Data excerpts
◆ ◆ ◆ ◆ ◆ ◆ ◆

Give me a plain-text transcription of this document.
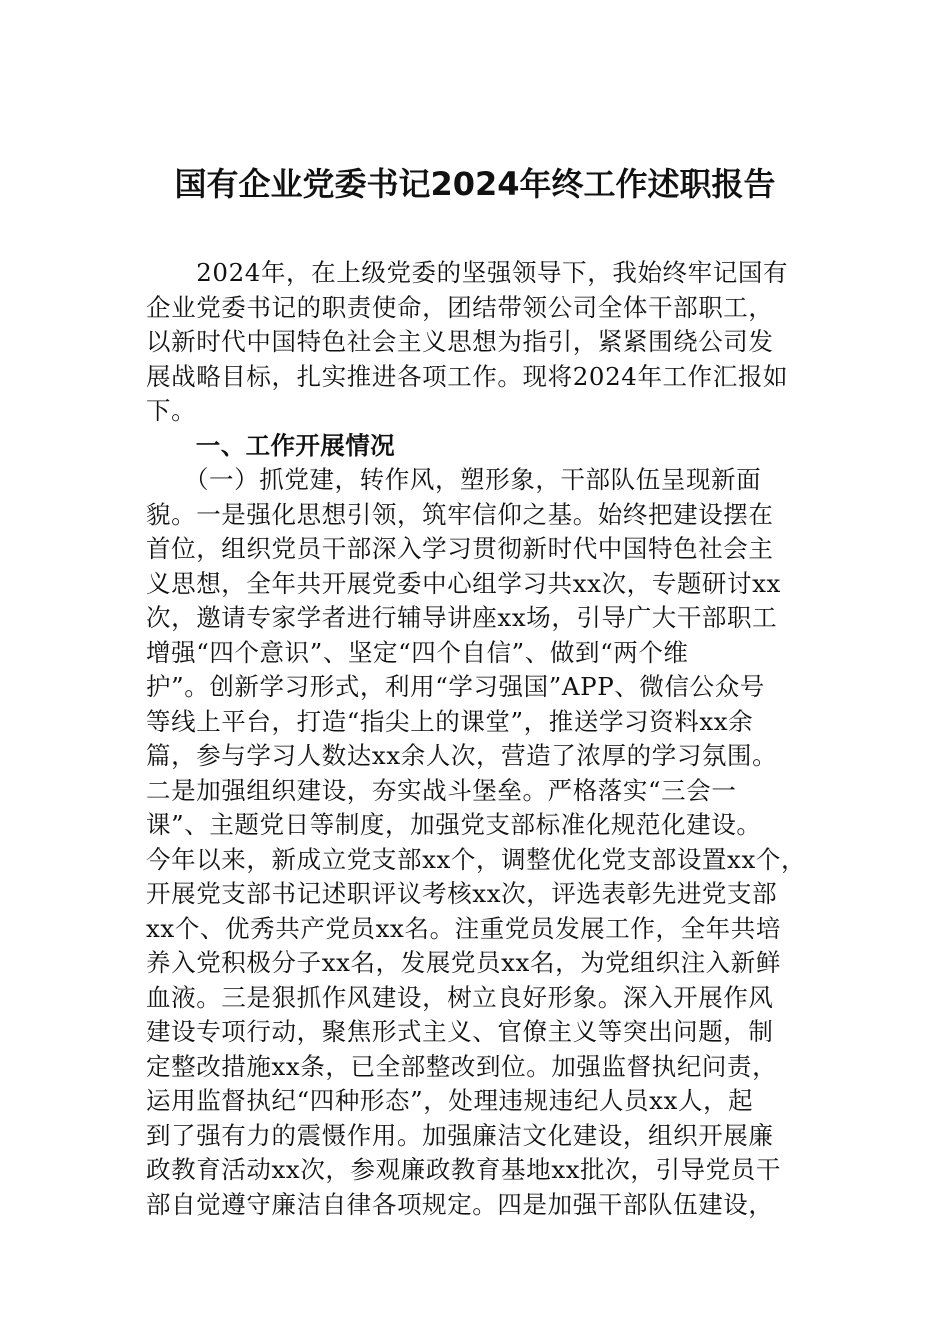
国有企业党委书记2024年终工作述职报告
　　2024年，在上级党委的坚强领导下，我始终牢记国有
企业党委书记的职责使命，团结带领公司全体干部职工，
以新时代中国特色社会主义思想为指引，紧紧围绕公司发
展战略目标，扎实推进各项工作。现将2024年工作汇报如
下。
　　一、工作开展情况
　　（一）抓党建，转作风，塑形象，干部队伍呈现新面
貌。一是强化思想引领，筑牢信仰之基。始终把建设摆在
首位，组织党员干部深入学习贯彻新时代中国特色社会主
义思想，全年共开展党委中心组学习共xx次，专题研讨xx
次，邀请专家学者进行辅导讲座xx场，引导广大干部职工
增强“四个意识”、坚定“四个自信”、做到“两个维
护”。创新学习形式，利用“学习强国”APP、微信公众号
等线上平台，打造“指尖上的课堂”，推送学习资料xx余
篇，参与学习人数达xx余人次，营造了浓厚的学习氛围。
二是加强组织建设，夯实战斗堡垒。严格落实“三会一
课”、主题党日等制度，加强党支部标准化规范化建设。
今年以来，新成立党支部xx个，调整优化党支部设置xx个，
开展党支部书记述职评议考核xx次，评选表彰先进党支部
xx个、优秀共产党员xx名。注重党员发展工作，全年共培
养入党积极分子xx名，发展党员xx名，为党组织注入新鲜
血液。三是狠抓作风建设，树立良好形象。深入开展作风
建设专项行动，聚焦形式主义、官僚主义等突出问题，制
定整改措施xx条，已全部整改到位。加强监督执纪问责，
运用监督执纪“四种形态”，处理违规违纪人员xx人，起
到了强有力的震慑作用。加强廉洁文化建设，组织开展廉
政教育活动xx次，参观廉政教育基地xx批次，引导党员干
部自觉遵守廉洁自律各项规定。四是加强干部队伍建设，
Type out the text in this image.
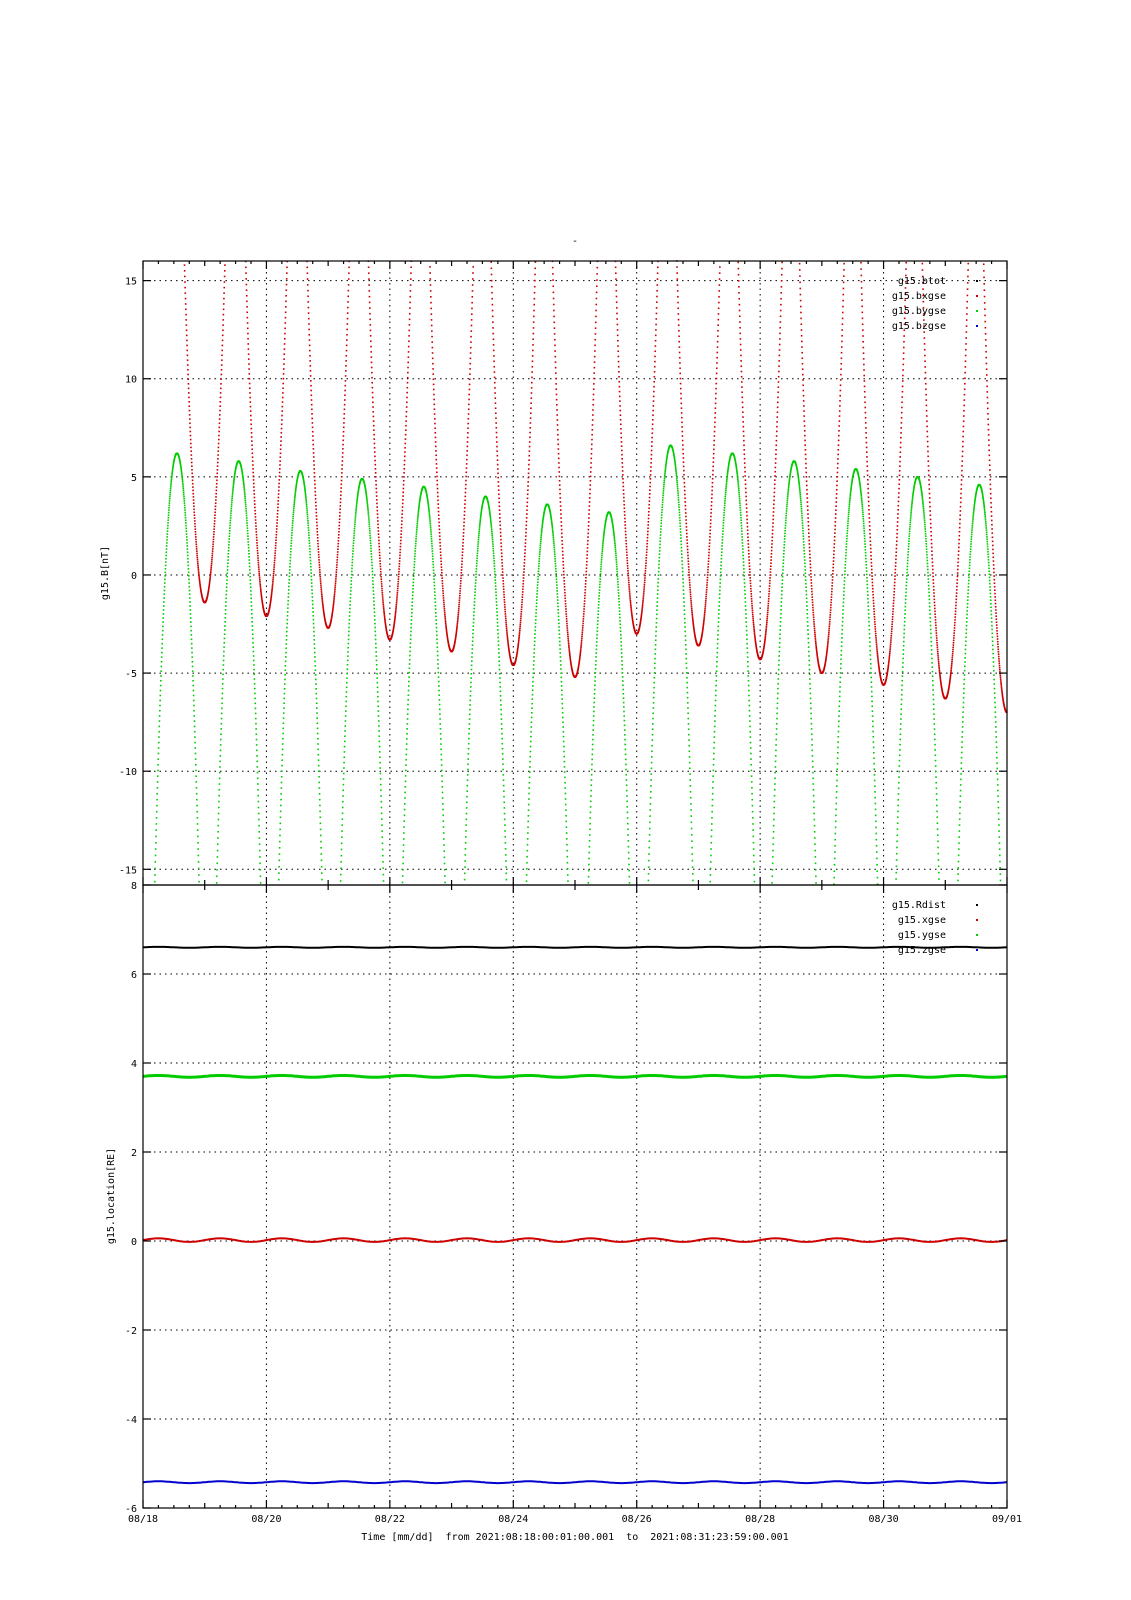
-
15
10
5
0
-5
-10
-15
g15.B[nT]
g15.btot
g15.bxgse
g15.bygse
g15.bzgse
8
6
4
2
0
-2
-4
-6
g15.location[RE]
g15.Rdist
g15.xgse
g15.ygse
g15.zgse
08/18	08/20	08/22	08/24	08/26	08/28	08/30	09/01
Time [mm/dd]  from 2021:08:18:00:01:00.001  to  2021:08:31:23:59:00.001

◆ ◆ ◆ ◆ ◆ ◆ ◆

• SHORT PROBLEM
Set down the complete material exactly, but do not include the images.

• RESULT OF THIS TASK
Give me a plain-text transcription of this document.
国有企业党委书记2024年终工作述职报告
　　2024年，在上级党委的坚强领导下，我始终牢记国有
企业党委书记的职责使命，团结带领公司全体干部职工，
以新时代中国特色社会主义思想为指引，紧紧围绕公司发
展战略目标，扎实推进各项工作。现将2024年工作汇报如
下。
　　一、工作开展情况
　　（一）抓党建，转作风，塑形象，干部队伍呈现新面
貌。一是强化思想引领，筑牢信仰之基。始终把建设摆在
首位，组织党员干部深入学习贯彻新时代中国特色社会主
义思想，全年共开展党委中心组学习共xx次，专题研讨xx
次，邀请专家学者进行辅导讲座xx场，引导广大干部职工
增强“四个意识”、坚定“四个自信”、做到“两个维
护”。创新学习形式，利用“学习强国”APP、微信公众号
等线上平台，打造“指尖上的课堂”，推送学习资料xx余
篇，参与学习人数达xx余人次，营造了浓厚的学习氛围。
二是加强组织建设，夯实战斗堡垒。严格落实“三会一
课”、主题党日等制度，加强党支部标准化规范化建设。
今年以来，新成立党支部xx个，调整优化党支部设置xx个，
开展党支部书记述职评议考核xx次，评选表彰先进党支部
xx个、优秀共产党员xx名。注重党员发展工作，全年共培
养入党积极分子xx名，发展党员xx名，为党组织注入新鲜
血液。三是狠抓作风建设，树立良好形象。深入开展作风
建设专项行动，聚焦形式主义、官僚主义等突出问题，制
定整改措施xx条，已全部整改到位。加强监督执纪问责，
运用监督执纪“四种形态”，处理违规违纪人员xx人，起
到了强有力的震慑作用。加强廉洁文化建设，组织开展廉
政教育活动xx次，参观廉政教育基地xx批次，引导党员干
部自觉遵守廉洁自律各项规定。四是加强干部队伍建设，
Type out the text in this image.
-
15
10
5
0
-5
-10
-15
g15.B[nT]
g15.btot
g15.bxgse
g15.bygse
g15.bzgse
8
6
4
2
0
-2
-4
-6
g15.location[RE]
g15.Rdist
g15.xgse
g15.ygse
g15.zgse
08/18	08/20	08/22	08/24	08/26	08/28	08/30	09/01
Time [mm/dd]  from 2021:08:18:00:01:00.001  to  2021:08:31:23:59:00.001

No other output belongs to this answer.